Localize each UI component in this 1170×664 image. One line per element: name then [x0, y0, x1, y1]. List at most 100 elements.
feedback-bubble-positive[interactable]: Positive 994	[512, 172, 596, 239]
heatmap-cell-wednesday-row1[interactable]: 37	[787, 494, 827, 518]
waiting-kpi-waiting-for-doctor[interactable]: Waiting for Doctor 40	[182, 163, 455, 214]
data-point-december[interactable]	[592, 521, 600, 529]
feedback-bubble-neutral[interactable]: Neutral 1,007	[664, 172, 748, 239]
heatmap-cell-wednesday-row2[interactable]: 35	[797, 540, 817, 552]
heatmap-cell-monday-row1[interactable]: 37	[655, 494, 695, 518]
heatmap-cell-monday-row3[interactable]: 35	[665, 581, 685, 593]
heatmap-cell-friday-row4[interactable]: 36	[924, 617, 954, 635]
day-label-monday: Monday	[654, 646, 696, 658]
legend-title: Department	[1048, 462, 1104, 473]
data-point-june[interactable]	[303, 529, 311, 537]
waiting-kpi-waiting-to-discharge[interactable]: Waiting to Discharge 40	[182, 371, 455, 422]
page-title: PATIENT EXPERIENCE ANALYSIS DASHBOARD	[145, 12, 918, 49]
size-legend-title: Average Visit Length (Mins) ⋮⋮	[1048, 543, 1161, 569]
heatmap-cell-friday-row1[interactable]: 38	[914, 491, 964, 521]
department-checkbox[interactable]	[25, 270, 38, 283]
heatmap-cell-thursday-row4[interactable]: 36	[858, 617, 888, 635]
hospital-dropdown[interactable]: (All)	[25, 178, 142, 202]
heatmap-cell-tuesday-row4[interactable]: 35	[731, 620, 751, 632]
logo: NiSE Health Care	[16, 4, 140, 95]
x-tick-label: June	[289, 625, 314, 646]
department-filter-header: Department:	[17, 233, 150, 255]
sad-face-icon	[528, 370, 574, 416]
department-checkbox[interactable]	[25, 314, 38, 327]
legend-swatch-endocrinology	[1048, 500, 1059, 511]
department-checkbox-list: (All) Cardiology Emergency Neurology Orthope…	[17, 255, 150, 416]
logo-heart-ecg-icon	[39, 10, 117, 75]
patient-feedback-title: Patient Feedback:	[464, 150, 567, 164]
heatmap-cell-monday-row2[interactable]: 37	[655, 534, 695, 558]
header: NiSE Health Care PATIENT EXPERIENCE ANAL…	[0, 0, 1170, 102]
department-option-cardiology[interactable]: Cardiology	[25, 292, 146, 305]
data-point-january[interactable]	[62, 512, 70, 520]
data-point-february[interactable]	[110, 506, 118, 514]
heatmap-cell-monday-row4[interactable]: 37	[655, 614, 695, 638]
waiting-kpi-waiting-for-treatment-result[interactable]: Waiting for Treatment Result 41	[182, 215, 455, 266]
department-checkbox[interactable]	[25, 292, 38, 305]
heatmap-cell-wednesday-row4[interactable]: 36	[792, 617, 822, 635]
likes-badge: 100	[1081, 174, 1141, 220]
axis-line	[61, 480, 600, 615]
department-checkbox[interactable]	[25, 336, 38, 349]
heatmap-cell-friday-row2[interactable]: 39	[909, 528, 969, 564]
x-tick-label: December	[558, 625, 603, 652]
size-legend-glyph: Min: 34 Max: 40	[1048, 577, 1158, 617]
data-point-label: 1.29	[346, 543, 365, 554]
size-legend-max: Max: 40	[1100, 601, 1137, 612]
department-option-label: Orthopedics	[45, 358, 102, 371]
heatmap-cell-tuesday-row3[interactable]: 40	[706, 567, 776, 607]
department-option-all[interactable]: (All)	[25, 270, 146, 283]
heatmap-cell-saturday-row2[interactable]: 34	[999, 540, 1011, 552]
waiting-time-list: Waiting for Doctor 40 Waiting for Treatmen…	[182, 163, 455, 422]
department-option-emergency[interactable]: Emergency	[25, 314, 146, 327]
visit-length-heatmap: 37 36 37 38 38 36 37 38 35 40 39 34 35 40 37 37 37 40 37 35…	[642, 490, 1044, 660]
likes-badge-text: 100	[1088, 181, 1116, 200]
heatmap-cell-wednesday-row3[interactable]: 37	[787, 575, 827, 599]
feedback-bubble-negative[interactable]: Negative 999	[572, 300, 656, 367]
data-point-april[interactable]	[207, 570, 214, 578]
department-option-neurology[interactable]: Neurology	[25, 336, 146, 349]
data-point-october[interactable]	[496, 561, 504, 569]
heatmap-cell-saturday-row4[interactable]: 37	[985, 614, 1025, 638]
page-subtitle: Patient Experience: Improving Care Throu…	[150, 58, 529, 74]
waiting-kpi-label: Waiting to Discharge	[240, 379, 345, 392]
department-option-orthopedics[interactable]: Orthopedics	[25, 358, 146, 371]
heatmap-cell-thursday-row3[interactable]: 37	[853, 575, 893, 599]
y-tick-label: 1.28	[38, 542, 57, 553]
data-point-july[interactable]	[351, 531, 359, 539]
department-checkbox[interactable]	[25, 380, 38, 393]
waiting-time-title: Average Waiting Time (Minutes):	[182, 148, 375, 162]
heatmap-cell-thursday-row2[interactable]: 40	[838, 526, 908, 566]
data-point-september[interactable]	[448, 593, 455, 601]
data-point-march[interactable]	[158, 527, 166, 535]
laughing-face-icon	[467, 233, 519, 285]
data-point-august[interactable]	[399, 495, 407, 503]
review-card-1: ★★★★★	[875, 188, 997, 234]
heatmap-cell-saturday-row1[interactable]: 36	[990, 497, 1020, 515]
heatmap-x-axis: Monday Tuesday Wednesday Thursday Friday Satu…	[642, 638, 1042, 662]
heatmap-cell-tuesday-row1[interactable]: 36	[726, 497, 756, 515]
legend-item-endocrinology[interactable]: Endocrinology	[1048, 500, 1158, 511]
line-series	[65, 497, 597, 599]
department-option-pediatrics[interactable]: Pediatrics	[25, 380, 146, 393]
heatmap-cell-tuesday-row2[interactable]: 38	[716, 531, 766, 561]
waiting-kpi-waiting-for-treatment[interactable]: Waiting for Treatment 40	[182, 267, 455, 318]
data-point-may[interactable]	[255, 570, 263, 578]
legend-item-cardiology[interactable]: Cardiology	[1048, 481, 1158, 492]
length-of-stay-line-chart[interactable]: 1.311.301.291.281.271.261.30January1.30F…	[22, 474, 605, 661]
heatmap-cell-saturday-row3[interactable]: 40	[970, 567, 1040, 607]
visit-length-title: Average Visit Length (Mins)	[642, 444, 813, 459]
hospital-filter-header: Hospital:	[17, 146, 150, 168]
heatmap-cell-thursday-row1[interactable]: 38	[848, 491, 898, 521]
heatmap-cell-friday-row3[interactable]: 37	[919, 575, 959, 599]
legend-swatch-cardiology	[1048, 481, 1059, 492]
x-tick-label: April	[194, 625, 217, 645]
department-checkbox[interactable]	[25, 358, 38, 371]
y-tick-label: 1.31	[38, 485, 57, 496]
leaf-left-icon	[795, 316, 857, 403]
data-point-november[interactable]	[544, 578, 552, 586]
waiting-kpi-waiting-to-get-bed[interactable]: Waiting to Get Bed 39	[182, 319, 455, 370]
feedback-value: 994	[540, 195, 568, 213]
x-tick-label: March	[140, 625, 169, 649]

Task instructions: List each line in the records above that contains the string "legend".

Correct output:
legend-title: Department	[1048, 462, 1104, 473]
size-legend-title: Average Visit Length (Mins) ⋮⋮	[1048, 543, 1161, 569]
legend-swatch-endocrinology	[1048, 500, 1059, 511]
size-legend-glyph: Min: 34 Max: 40	[1048, 577, 1158, 617]
size-legend-max: Max: 40	[1100, 601, 1137, 612]
legend-item-endocrinology[interactable]: Endocrinology	[1048, 500, 1158, 511]
legend-item-cardiology[interactable]: Cardiology	[1048, 481, 1158, 492]
legend-swatch-cardiology	[1048, 481, 1059, 492]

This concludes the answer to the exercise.